**STATED EXERCISE:**
Output all of the entries exactly as written.

**INPUT FOR THIS TASK:**
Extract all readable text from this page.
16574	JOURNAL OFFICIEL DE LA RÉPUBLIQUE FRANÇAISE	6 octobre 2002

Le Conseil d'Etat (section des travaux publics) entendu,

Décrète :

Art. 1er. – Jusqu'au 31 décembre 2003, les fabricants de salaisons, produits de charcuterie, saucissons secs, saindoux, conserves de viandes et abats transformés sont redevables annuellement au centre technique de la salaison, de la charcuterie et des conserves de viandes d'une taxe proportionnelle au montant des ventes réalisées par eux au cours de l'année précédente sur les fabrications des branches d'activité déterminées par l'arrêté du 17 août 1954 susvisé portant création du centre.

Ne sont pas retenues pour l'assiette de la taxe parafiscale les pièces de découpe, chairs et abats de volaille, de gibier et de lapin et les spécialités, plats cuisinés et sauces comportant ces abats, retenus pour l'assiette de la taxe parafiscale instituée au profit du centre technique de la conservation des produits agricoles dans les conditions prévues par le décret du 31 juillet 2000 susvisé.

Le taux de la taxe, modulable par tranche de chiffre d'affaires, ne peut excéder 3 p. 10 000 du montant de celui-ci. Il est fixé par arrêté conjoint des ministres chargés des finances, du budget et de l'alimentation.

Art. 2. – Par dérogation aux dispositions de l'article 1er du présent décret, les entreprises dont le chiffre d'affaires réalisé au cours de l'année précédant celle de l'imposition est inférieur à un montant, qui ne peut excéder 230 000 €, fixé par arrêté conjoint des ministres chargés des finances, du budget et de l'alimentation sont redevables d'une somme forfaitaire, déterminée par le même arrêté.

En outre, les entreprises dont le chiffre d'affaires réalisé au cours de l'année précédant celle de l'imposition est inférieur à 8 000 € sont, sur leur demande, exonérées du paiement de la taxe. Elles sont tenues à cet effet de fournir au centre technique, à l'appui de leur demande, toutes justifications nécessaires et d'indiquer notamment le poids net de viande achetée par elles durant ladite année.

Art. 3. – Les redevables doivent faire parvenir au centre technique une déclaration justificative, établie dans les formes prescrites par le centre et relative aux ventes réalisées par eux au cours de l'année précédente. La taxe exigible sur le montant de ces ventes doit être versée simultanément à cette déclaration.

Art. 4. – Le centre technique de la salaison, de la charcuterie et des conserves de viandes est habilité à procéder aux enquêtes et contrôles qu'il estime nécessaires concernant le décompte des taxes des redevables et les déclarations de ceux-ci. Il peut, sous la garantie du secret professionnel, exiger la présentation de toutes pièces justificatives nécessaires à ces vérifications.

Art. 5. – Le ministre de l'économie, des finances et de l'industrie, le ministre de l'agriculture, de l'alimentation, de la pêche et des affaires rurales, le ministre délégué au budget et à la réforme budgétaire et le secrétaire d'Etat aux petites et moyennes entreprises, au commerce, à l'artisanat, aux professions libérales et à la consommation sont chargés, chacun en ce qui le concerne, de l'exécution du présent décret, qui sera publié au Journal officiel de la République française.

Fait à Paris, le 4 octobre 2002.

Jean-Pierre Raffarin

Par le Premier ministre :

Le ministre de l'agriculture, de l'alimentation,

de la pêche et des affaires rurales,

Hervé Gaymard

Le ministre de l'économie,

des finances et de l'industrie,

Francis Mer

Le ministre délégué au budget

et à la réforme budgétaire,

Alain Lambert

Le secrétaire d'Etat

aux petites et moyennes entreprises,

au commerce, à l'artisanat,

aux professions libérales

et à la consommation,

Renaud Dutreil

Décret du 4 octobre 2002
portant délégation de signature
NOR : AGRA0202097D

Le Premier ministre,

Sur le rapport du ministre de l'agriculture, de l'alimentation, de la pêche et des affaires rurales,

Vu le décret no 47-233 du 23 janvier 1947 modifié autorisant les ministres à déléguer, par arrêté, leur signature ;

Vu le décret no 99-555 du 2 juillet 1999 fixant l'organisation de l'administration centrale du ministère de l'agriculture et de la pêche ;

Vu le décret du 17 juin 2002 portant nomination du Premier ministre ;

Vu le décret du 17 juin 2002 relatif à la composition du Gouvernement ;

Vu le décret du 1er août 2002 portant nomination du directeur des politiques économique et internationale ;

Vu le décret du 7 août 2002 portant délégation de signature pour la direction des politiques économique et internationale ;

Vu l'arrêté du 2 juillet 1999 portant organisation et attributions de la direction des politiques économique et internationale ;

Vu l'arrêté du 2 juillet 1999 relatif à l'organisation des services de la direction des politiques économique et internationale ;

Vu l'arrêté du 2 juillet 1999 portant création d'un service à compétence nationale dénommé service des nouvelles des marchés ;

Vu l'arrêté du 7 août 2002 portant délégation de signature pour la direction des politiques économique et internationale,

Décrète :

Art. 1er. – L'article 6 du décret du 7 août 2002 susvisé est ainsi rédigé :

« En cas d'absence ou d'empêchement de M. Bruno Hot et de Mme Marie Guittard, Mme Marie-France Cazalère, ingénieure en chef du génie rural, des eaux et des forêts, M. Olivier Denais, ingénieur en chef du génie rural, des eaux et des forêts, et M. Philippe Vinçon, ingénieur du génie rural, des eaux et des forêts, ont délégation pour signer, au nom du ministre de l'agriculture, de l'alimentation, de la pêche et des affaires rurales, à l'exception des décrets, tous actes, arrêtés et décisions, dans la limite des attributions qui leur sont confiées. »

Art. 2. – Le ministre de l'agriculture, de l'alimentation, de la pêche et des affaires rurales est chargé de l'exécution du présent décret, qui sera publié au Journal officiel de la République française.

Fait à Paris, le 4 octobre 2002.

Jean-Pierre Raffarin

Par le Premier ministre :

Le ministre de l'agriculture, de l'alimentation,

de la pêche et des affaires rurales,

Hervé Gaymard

**SOLVED EXERCISE:**
Extract all readable text from this page.
16574	JOURNAL OFFICIEL DE LA RÉPUBLIQUE FRANÇAISE	6 octobre 2002

Le Conseil d'Etat (section des travaux publics) entendu,

Décrète :

Art. 1er. – Jusqu'au 31 décembre 2003, les fabricants de salaisons, produits de charcuterie, saucissons secs, saindoux, conserves de viandes et abats transformés sont redevables annuellement au centre technique de la salaison, de la charcuterie et des conserves de viandes d'une taxe proportionnelle au montant des ventes réalisées par eux au cours de l'année précédente sur les fabrications des branches d'activité déterminées par l'arrêté du 17 août 1954 susvisé portant création du centre.

Ne sont pas retenues pour l'assiette de la taxe parafiscale les pièces de découpe, chairs et abats de volaille, de gibier et de lapin et les spécialités, plats cuisinés et sauces comportant ces abats, retenus pour l'assiette de la taxe parafiscale instituée au profit du centre technique de la conservation des produits agricoles dans les conditions prévues par le décret du 31 juillet 2000 susvisé.

Le taux de la taxe, modulable par tranche de chiffre d'affaires, ne peut excéder 3 p. 10 000 du montant de celui-ci. Il est fixé par arrêté conjoint des ministres chargés des finances, du budget et de l'alimentation.

Art. 2. – Par dérogation aux dispositions de l'article 1er du présent décret, les entreprises dont le chiffre d'affaires réalisé au cours de l'année précédant celle de l'imposition est inférieur à un montant, qui ne peut excéder 230 000 €, fixé par arrêté conjoint des ministres chargés des finances, du budget et de l'alimentation sont redevables d'une somme forfaitaire, déterminée par le même arrêté.

En outre, les entreprises dont le chiffre d'affaires réalisé au cours de l'année précédant celle de l'imposition est inférieur à 8 000 € sont, sur leur demande, exonérées du paiement de la taxe. Elles sont tenues à cet effet de fournir au centre technique, à l'appui de leur demande, toutes justifications nécessaires et d'indiquer notamment le poids net de viande achetée par elles durant ladite année.

Art. 3. – Les redevables doivent faire parvenir au centre technique une déclaration justificative, établie dans les formes prescrites par le centre et relative aux ventes réalisées par eux au cours de l'année précédente. La taxe exigible sur le montant de ces ventes doit être versée simultanément à cette déclaration.

Art. 4. – Le centre technique de la salaison, de la charcuterie et des conserves de viandes est habilité à procéder aux enquêtes et contrôles qu'il estime nécessaires concernant le décompte des taxes des redevables et les déclarations de ceux-ci. Il peut, sous la garantie du secret professionnel, exiger la présentation de toutes pièces justificatives nécessaires à ces vérifications.

Art. 5. – Le ministre de l'économie, des finances et de l'industrie, le ministre de l'agriculture, de l'alimentation, de la pêche et des affaires rurales, le ministre délégué au budget et à la réforme budgétaire et le secrétaire d'Etat aux petites et moyennes entreprises, au commerce, à l'artisanat, aux professions libérales et à la consommation sont chargés, chacun en ce qui le concerne, de l'exécution du présent décret, qui sera publié au Journal officiel de la République française.

Fait à Paris, le 4 octobre 2002.

Jean-Pierre Raffarin

Par le Premier ministre :

Le ministre de l'agriculture, de l'alimentation,

de la pêche et des affaires rurales,

Hervé Gaymard

Le ministre de l'économie,

des finances et de l'industrie,

Francis Mer

Le ministre délégué au budget

et à la réforme budgétaire,

Alain Lambert

Le secrétaire d'Etat

aux petites et moyennes entreprises,

au commerce, à l'artisanat,

aux professions libérales

et à la consommation,

Renaud Dutreil

Décret du 4 octobre 2002
portant délégation de signature
NOR : AGRA0202097D

Le Premier ministre,

Sur le rapport du ministre de l'agriculture, de l'alimentation, de la pêche et des affaires rurales,

Vu le décret no 47-233 du 23 janvier 1947 modifié autorisant les ministres à déléguer, par arrêté, leur signature ;

Vu le décret no 99-555 du 2 juillet 1999 fixant l'organisation de l'administration centrale du ministère de l'agriculture et de la pêche ;

Vu le décret du 17 juin 2002 portant nomination du Premier ministre ;

Vu le décret du 17 juin 2002 relatif à la composition du Gouvernement ;

Vu le décret du 1er août 2002 portant nomination du directeur des politiques économique et internationale ;

Vu le décret du 7 août 2002 portant délégation de signature pour la direction des politiques économique et internationale ;

Vu l'arrêté du 2 juillet 1999 portant organisation et attributions de la direction des politiques économique et internationale ;

Vu l'arrêté du 2 juillet 1999 relatif à l'organisation des services de la direction des politiques économique et internationale ;

Vu l'arrêté du 2 juillet 1999 portant création d'un service à compétence nationale dénommé service des nouvelles des marchés ;

Vu l'arrêté du 7 août 2002 portant délégation de signature pour la direction des politiques économique et internationale,

Décrète :

Art. 1er. – L'article 6 du décret du 7 août 2002 susvisé est ainsi rédigé :

« En cas d'absence ou d'empêchement de M. Bruno Hot et de Mme Marie Guittard, Mme Marie-France Cazalère, ingénieure en chef du génie rural, des eaux et des forêts, M. Olivier Denais, ingénieur en chef du génie rural, des eaux et des forêts, et M. Philippe Vinçon, ingénieur du génie rural, des eaux et des forêts, ont délégation pour signer, au nom du ministre de l'agriculture, de l'alimentation, de la pêche et des affaires rurales, à l'exception des décrets, tous actes, arrêtés et décisions, dans la limite des attributions qui leur sont confiées. »

Art. 2. – Le ministre de l'agriculture, de l'alimentation, de la pêche et des affaires rurales est chargé de l'exécution du présent décret, qui sera publié au Journal officiel de la République française.

Fait à Paris, le 4 octobre 2002.

Jean-Pierre Raffarin

Par le Premier ministre :

Le ministre de l'agriculture, de l'alimentation,

de la pêche et des affaires rurales,

Hervé Gaymard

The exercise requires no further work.